:: PROBLEM STATEMENT ::
Extract each line bearing the word "title".

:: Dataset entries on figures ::

◇ ◇ ◇ ◇ ◇ ◇ ◇

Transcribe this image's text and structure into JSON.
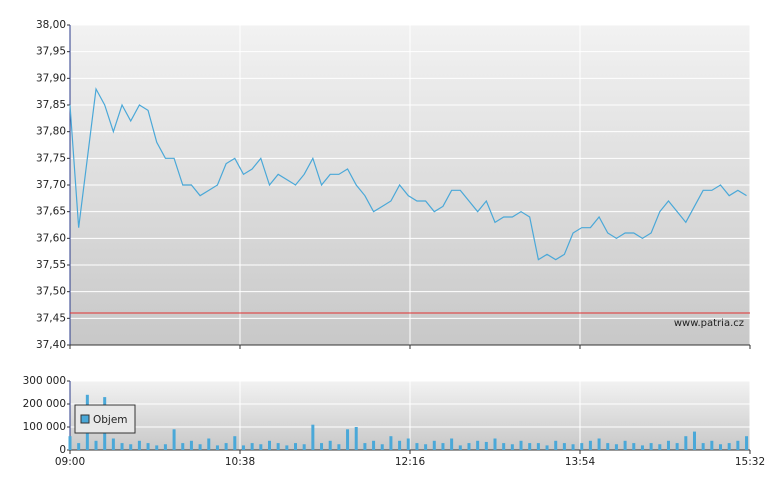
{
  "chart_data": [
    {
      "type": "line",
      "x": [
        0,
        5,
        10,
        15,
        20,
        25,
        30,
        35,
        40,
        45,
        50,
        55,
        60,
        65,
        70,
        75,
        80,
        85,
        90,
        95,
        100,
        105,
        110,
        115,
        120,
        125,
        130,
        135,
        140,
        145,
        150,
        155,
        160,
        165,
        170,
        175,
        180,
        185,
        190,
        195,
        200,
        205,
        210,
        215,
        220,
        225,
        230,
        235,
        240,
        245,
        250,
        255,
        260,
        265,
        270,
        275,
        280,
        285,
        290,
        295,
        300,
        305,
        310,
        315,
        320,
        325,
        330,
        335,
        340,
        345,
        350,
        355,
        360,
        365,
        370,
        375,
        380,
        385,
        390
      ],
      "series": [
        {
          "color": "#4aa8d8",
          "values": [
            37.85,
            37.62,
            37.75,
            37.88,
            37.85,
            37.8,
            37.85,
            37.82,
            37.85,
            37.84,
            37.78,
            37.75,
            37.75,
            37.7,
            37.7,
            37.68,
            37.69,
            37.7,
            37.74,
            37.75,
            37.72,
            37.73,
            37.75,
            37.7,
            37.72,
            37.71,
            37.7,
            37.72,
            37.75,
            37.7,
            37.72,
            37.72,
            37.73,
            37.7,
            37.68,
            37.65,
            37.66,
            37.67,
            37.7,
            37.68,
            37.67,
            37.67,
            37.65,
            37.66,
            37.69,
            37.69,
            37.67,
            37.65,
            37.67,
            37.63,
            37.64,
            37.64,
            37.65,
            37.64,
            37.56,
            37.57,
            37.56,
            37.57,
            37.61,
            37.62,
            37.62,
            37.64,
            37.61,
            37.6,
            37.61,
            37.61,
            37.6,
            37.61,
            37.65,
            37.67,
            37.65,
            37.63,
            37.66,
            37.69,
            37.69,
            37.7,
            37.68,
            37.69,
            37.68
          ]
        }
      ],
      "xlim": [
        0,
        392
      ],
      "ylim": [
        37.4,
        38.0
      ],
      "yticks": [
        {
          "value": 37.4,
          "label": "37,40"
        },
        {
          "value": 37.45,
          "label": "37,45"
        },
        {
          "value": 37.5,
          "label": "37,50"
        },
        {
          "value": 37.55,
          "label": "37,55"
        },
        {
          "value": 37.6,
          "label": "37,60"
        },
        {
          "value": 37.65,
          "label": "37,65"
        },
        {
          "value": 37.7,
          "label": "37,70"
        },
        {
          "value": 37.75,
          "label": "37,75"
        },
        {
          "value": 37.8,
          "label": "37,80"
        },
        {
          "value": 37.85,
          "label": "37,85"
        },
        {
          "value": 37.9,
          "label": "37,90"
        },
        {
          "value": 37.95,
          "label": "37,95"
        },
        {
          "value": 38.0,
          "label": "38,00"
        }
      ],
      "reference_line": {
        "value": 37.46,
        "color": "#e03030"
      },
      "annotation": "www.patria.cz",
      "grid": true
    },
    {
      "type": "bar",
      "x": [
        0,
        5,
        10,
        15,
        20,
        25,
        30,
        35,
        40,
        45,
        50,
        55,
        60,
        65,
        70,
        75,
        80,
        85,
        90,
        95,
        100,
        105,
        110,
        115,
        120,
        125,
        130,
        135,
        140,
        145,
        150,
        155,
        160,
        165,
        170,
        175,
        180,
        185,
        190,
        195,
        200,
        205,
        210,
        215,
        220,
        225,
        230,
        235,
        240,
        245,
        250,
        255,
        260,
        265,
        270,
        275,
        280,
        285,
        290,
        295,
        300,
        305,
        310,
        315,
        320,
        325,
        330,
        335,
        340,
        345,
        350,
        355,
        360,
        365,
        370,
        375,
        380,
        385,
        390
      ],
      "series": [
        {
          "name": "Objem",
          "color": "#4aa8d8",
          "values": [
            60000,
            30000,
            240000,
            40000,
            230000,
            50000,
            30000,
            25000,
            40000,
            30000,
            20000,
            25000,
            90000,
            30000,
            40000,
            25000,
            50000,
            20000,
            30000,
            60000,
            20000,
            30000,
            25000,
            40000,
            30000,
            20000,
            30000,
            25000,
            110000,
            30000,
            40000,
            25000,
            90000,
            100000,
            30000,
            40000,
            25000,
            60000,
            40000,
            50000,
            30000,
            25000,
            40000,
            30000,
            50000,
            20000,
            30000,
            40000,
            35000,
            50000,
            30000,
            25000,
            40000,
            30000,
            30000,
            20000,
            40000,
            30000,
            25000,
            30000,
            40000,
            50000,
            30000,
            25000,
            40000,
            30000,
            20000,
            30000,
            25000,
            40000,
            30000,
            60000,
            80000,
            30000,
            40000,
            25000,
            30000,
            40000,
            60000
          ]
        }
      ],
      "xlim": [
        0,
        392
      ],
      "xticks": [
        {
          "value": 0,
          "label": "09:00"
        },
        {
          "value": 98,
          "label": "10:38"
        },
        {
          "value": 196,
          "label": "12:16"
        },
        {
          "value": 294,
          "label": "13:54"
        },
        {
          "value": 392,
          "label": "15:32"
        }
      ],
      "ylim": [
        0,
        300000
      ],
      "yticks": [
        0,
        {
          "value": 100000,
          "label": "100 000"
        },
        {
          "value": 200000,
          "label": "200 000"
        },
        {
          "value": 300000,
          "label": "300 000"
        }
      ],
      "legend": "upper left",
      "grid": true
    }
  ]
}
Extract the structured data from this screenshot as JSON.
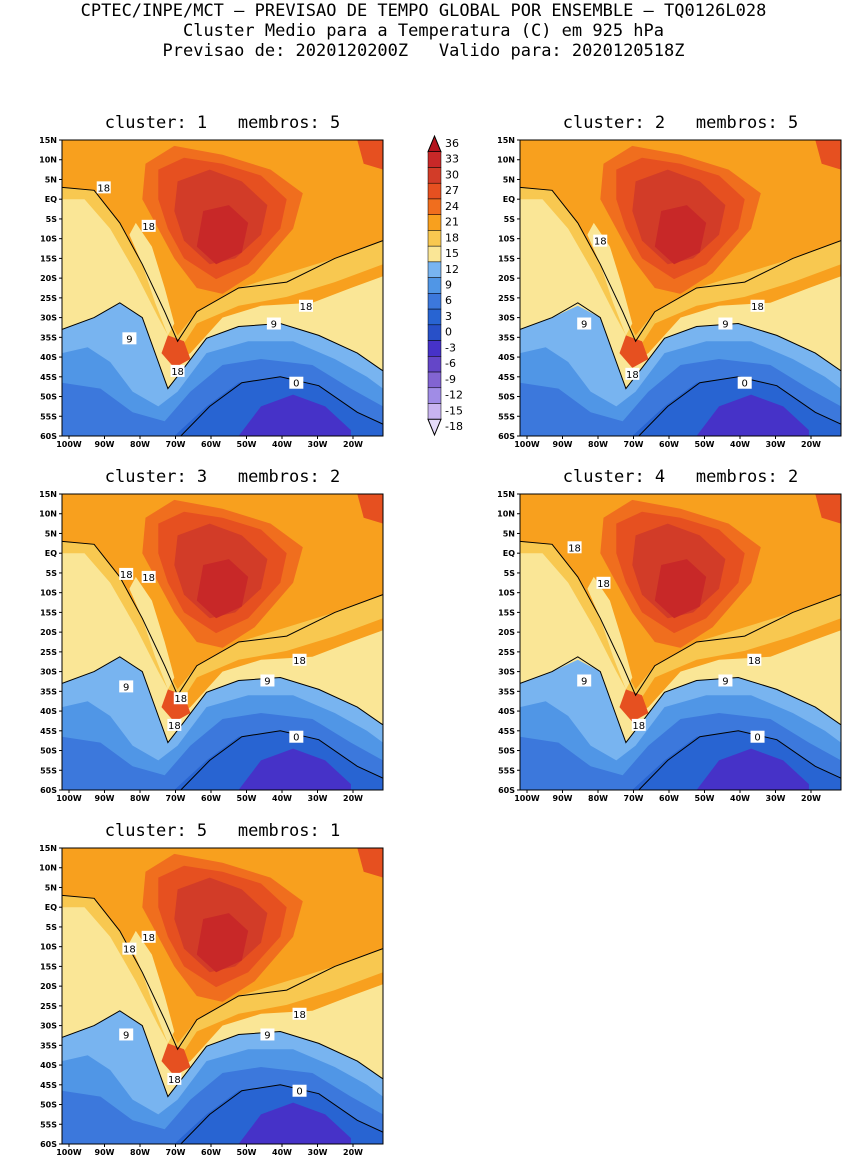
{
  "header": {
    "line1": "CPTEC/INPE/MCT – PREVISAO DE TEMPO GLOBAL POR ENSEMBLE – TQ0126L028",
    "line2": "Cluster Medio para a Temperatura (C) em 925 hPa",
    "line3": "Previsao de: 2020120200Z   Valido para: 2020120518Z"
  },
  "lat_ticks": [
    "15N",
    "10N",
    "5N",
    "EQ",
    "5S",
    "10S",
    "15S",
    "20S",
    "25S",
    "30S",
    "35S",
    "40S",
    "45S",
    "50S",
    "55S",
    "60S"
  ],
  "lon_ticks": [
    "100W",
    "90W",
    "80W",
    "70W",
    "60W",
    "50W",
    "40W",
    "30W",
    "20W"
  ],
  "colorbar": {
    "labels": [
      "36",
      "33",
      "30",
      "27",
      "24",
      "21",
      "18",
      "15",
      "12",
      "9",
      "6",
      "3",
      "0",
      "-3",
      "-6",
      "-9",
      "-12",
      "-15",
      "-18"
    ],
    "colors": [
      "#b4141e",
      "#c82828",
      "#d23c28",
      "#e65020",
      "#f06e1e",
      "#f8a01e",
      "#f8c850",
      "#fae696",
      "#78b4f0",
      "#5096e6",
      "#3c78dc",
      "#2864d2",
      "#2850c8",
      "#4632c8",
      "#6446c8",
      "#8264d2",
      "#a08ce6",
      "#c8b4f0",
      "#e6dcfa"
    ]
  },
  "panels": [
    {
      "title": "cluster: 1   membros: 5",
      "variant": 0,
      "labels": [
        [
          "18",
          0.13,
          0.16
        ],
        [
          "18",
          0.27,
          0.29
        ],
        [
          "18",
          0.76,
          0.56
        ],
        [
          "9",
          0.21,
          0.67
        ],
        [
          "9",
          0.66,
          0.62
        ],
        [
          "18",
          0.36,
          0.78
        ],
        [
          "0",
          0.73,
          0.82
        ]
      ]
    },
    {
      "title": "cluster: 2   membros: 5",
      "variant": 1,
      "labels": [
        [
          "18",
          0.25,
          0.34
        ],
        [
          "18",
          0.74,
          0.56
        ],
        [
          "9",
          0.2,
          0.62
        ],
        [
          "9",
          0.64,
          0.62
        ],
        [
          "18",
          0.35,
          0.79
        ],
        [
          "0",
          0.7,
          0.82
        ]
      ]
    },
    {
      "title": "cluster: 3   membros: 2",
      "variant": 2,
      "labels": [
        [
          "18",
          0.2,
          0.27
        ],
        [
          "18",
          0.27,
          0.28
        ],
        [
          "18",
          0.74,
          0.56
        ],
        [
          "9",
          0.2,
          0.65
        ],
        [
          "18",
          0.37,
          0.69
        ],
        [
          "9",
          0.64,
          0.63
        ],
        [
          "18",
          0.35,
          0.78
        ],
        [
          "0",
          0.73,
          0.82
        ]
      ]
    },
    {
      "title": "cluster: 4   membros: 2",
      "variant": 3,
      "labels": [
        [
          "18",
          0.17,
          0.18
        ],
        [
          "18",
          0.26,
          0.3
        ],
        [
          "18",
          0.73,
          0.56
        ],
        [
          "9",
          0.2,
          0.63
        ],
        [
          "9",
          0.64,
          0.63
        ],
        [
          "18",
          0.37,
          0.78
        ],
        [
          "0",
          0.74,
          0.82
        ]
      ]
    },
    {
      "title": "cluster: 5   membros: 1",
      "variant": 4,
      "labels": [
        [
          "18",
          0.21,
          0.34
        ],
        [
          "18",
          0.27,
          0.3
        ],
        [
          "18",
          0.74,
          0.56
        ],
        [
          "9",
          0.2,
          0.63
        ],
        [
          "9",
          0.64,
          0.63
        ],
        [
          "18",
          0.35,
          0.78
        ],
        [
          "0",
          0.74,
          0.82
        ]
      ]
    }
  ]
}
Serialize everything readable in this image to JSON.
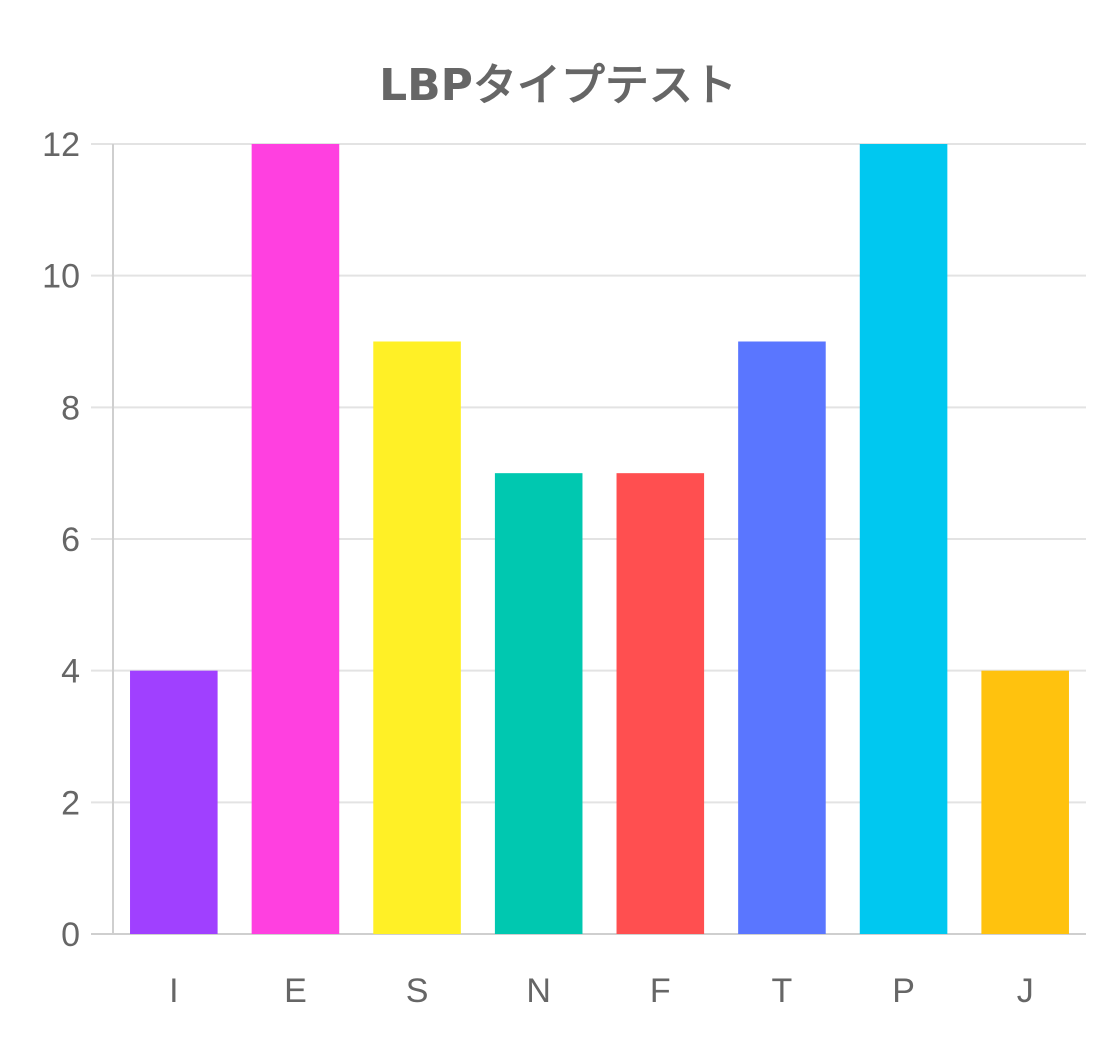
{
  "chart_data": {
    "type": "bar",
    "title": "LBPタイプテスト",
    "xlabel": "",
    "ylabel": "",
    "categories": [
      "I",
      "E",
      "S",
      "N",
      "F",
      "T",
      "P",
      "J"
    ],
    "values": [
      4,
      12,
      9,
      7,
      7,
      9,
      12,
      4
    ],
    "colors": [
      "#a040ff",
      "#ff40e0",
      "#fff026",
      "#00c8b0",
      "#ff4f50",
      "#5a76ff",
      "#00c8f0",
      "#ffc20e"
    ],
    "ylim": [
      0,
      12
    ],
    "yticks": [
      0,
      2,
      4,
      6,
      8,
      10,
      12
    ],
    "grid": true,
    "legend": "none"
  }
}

◇ ◇ ◇ ◇ ◇ ◇ ◇

:: RESULT ::
      "title": "cluster: 1   membros: 5",
      "title": "cluster: 2   membros: 5",
      "title": "cluster: 3   membros: 2",
      "title": "cluster: 4   membros: 2",
      "title": "cluster: 5   membros: 1",
    "title": "LBPタイプテスト",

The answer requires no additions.